■ Record set:

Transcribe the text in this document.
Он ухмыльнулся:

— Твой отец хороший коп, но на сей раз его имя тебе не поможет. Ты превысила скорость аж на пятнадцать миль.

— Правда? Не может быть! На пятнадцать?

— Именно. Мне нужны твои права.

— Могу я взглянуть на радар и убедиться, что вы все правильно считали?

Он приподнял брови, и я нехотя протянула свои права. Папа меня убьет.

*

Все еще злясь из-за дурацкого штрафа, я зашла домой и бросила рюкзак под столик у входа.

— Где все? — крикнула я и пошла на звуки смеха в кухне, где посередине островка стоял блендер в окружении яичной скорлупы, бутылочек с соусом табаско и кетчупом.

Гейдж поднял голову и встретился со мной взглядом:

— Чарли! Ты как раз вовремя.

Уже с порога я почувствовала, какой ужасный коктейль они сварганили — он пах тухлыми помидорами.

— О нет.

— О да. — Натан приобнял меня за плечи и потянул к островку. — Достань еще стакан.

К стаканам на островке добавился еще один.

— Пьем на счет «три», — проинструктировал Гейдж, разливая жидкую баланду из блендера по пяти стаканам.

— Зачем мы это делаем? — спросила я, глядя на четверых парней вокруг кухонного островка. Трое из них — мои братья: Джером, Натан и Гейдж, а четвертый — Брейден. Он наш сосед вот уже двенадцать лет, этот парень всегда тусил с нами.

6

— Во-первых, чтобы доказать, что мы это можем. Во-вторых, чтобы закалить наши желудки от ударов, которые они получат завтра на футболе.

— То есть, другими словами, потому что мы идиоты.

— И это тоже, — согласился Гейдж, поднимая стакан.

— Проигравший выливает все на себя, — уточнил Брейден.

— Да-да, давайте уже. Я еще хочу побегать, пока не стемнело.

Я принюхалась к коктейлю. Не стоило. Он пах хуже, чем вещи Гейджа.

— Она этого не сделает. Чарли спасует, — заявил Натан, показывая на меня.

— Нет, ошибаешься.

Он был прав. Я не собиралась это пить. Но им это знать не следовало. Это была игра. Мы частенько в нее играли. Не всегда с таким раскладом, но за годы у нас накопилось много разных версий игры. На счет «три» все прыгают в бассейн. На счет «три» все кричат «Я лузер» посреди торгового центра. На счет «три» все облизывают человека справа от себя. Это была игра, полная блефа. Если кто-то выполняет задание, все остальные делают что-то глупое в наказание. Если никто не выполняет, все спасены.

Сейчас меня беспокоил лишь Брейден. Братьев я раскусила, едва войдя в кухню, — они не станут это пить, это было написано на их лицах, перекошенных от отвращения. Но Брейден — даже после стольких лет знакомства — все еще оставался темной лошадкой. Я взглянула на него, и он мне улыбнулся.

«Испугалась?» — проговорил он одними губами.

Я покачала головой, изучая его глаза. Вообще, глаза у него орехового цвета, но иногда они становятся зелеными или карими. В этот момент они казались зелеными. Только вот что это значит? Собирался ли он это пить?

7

■ Task description: In the records above, locate every line with the string "Брейден" and copy it.

■ Answer to this exercise:
— Зачем мы это делаем? — спросила я, глядя на четверых парней вокруг кухонного островка. Трое из них — мои братья: Джером, Натан и Гейдж, а четвертый — Брейден. Он наш сосед вот уже двенадцать лет, этот парень всегда тусил с нами.
— Проигравший выливает все на себя, — уточнил Брейден.
Сейчас меня беспокоил лишь Брейден. Братьев я раскусила, едва войдя в кухню, — они не станут это пить, это было написано на их лицах, перекошенных от отвращения. Но Брейден — даже после стольких лет знакомства — все еще оставался темной лошадкой. Я взглянула на него, и он мне улыбнулся.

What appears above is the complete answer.